**** Data
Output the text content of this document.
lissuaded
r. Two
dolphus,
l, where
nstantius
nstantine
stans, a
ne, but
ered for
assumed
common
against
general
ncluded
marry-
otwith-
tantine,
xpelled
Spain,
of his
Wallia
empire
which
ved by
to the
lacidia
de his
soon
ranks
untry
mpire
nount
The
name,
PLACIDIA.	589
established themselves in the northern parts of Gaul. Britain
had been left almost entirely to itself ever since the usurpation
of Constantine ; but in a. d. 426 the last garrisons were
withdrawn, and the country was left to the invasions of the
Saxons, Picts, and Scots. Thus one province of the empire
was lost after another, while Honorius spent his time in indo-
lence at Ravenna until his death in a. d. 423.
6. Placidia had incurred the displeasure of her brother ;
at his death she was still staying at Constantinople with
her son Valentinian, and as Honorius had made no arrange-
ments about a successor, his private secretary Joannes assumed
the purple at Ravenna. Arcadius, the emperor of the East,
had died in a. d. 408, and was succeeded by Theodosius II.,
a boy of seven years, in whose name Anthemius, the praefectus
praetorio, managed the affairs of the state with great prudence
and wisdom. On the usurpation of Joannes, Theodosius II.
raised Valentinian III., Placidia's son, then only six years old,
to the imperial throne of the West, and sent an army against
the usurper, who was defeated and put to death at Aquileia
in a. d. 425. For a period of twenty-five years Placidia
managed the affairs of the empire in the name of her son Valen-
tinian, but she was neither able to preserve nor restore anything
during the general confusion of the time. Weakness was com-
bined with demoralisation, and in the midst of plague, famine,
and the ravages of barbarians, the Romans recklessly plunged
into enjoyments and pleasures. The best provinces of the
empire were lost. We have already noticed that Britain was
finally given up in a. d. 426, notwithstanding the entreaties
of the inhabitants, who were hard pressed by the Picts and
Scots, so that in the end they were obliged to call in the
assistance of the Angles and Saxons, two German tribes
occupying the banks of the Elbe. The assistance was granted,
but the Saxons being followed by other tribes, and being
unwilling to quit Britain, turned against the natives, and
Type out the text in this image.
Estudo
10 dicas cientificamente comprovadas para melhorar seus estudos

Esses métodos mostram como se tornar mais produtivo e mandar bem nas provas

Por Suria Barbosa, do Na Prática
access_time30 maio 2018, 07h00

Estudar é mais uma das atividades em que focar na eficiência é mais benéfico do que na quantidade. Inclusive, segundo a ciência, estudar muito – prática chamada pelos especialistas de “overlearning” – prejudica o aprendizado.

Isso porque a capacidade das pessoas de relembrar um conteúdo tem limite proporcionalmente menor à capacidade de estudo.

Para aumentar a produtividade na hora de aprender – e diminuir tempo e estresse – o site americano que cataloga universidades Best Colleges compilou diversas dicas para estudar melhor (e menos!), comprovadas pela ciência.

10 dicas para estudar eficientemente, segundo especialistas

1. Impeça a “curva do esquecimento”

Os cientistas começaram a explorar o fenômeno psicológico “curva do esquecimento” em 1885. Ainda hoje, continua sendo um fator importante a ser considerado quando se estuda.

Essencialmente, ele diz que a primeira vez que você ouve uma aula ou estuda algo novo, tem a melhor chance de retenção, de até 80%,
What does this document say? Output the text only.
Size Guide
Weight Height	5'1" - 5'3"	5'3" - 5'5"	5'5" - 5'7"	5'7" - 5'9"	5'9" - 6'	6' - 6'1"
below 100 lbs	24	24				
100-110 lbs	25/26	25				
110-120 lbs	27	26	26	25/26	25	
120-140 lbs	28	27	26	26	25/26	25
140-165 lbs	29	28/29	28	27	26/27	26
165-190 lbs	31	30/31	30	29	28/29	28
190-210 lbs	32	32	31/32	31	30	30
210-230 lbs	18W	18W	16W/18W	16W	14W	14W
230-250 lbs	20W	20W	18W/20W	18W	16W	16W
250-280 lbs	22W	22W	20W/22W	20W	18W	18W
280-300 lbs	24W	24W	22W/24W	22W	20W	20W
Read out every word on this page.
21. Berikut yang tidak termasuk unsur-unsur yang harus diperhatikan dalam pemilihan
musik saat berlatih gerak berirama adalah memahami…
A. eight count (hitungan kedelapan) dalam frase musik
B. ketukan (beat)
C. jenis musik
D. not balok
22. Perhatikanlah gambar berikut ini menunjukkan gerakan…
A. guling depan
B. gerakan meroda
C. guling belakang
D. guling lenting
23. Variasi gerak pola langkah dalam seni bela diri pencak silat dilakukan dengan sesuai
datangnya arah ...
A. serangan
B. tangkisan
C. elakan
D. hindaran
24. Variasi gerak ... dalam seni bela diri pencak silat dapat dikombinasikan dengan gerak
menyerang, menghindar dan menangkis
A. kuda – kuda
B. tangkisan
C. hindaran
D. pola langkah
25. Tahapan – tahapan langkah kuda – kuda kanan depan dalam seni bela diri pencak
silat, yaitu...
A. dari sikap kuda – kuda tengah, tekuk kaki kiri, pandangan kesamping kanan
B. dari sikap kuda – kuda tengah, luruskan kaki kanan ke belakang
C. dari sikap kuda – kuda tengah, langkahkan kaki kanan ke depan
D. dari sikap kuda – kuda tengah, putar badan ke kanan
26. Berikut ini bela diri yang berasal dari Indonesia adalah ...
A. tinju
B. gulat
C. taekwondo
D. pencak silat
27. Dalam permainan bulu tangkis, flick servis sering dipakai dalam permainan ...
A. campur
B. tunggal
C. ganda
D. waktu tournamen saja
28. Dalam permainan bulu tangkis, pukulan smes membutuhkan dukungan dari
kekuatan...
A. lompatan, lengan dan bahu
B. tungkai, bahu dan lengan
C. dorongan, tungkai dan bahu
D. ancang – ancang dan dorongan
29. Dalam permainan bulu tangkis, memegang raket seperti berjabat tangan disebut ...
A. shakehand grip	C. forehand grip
********
> What you have to do: Examine the data above and state how many of its lines contain the word "dorongan", with no further remarks.

> Worked solution: 2